▶ **INSTRUCTIONS FOR THE TASK**
Using the data below, tally the lines that include the string "structure". Only the number is wanted.

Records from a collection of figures
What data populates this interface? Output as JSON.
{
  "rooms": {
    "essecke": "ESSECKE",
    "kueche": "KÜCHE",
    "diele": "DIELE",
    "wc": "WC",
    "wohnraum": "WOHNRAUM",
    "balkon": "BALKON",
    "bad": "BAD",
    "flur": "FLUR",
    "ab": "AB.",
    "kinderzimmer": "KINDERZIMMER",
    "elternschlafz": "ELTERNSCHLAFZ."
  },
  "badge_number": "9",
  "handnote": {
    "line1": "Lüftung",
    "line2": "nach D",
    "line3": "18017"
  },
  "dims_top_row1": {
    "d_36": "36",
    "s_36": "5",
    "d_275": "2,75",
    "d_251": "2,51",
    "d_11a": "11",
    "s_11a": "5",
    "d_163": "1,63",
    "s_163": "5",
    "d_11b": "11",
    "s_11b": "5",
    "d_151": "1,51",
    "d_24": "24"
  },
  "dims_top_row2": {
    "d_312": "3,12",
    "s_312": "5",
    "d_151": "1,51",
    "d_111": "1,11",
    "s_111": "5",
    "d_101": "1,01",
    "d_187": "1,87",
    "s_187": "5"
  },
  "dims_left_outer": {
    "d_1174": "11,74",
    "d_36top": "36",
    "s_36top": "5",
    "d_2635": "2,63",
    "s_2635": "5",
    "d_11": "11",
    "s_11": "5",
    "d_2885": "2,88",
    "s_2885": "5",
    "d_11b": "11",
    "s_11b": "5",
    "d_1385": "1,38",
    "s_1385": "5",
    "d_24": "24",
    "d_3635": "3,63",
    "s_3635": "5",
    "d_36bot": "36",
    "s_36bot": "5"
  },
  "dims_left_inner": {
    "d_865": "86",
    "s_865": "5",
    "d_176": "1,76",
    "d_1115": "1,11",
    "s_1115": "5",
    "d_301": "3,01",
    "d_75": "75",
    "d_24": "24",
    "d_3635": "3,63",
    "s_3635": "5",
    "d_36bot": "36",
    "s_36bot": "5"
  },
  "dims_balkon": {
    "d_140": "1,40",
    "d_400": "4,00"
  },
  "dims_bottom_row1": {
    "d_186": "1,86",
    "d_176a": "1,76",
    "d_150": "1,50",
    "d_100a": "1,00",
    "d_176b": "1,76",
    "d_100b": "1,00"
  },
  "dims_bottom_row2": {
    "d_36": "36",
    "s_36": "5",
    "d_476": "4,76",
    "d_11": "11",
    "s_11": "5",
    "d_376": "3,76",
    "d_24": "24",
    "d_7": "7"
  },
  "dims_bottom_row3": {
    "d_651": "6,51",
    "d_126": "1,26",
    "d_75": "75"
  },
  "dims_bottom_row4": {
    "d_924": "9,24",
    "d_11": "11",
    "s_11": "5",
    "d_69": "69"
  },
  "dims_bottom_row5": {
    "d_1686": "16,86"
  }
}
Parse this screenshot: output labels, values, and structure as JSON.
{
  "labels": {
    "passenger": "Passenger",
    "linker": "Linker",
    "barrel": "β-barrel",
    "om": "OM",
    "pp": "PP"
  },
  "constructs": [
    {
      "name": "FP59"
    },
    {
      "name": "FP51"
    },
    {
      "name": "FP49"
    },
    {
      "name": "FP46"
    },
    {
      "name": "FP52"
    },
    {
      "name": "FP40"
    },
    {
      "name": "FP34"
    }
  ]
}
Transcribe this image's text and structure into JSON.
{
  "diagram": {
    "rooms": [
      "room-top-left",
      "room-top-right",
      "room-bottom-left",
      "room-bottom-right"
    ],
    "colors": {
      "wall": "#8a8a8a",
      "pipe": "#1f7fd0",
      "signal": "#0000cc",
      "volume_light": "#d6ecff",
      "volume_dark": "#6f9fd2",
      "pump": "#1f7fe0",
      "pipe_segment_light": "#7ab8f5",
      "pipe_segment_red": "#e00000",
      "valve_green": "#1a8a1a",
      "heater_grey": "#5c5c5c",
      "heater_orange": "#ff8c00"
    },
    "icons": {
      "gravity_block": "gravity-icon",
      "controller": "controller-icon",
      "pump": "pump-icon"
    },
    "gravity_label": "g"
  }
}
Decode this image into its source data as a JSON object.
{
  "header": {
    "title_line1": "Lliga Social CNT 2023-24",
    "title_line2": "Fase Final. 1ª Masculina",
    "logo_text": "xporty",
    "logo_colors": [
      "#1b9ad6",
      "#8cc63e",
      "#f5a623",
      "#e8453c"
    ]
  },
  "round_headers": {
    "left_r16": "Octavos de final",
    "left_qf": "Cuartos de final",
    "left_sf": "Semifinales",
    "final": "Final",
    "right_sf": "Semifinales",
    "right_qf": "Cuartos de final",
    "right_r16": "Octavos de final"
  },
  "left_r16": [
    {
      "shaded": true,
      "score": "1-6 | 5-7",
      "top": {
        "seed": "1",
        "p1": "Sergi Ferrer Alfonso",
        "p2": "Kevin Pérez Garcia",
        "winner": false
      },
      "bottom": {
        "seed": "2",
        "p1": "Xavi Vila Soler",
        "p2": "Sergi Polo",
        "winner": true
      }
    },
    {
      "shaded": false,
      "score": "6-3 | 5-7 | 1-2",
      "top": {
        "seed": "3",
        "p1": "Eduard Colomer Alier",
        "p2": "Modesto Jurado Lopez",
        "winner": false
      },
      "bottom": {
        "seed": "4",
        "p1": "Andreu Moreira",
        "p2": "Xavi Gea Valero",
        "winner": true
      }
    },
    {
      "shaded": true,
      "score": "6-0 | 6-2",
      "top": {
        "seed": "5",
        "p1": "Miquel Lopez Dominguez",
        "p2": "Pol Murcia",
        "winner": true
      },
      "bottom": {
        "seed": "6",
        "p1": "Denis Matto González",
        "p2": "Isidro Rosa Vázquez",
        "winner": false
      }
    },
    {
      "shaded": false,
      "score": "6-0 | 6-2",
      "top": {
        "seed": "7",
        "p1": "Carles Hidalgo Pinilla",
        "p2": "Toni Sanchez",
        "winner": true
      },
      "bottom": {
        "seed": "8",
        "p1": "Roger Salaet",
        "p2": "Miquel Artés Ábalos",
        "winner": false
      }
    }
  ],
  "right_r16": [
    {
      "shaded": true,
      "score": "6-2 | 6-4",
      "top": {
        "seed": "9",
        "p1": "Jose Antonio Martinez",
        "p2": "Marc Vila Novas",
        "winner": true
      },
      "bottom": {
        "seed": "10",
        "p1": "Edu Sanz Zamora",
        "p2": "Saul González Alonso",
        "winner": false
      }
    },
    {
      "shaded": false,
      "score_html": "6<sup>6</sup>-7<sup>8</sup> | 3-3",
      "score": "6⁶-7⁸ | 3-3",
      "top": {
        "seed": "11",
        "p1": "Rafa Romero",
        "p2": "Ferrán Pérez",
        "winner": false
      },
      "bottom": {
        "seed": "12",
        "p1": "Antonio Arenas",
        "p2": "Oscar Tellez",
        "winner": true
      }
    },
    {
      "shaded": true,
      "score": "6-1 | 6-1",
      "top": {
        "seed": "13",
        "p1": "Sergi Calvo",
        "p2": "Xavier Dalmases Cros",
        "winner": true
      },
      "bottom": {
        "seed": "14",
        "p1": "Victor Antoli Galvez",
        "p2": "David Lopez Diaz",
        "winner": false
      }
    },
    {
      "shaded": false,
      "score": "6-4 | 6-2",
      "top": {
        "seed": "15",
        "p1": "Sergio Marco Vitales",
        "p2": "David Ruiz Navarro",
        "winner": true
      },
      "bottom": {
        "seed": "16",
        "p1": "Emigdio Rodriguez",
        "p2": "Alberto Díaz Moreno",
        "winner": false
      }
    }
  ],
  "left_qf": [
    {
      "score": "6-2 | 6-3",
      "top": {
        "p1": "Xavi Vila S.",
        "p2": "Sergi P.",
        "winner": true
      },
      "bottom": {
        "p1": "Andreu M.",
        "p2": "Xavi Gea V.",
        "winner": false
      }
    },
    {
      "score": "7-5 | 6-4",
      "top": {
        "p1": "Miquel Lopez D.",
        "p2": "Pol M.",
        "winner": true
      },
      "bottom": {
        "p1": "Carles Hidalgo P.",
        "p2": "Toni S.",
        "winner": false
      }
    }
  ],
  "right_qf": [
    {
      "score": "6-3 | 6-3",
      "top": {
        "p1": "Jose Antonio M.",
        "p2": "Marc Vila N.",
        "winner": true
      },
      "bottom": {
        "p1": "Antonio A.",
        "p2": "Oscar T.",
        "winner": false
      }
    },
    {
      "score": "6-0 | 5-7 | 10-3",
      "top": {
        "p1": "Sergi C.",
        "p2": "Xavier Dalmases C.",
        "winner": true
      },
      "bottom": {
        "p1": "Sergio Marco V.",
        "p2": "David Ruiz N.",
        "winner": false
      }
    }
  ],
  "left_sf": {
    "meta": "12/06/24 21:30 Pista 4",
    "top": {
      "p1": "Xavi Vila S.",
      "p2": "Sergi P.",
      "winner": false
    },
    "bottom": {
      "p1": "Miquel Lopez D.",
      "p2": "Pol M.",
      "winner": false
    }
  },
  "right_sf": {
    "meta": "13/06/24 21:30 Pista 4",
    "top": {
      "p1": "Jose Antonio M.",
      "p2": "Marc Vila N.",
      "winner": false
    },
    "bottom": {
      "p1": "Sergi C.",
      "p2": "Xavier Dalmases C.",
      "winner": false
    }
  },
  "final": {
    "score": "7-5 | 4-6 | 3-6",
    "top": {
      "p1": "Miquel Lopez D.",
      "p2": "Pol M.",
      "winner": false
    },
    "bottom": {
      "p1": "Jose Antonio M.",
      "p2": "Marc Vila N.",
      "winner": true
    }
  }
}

▶ **COMPLETED TASK**
2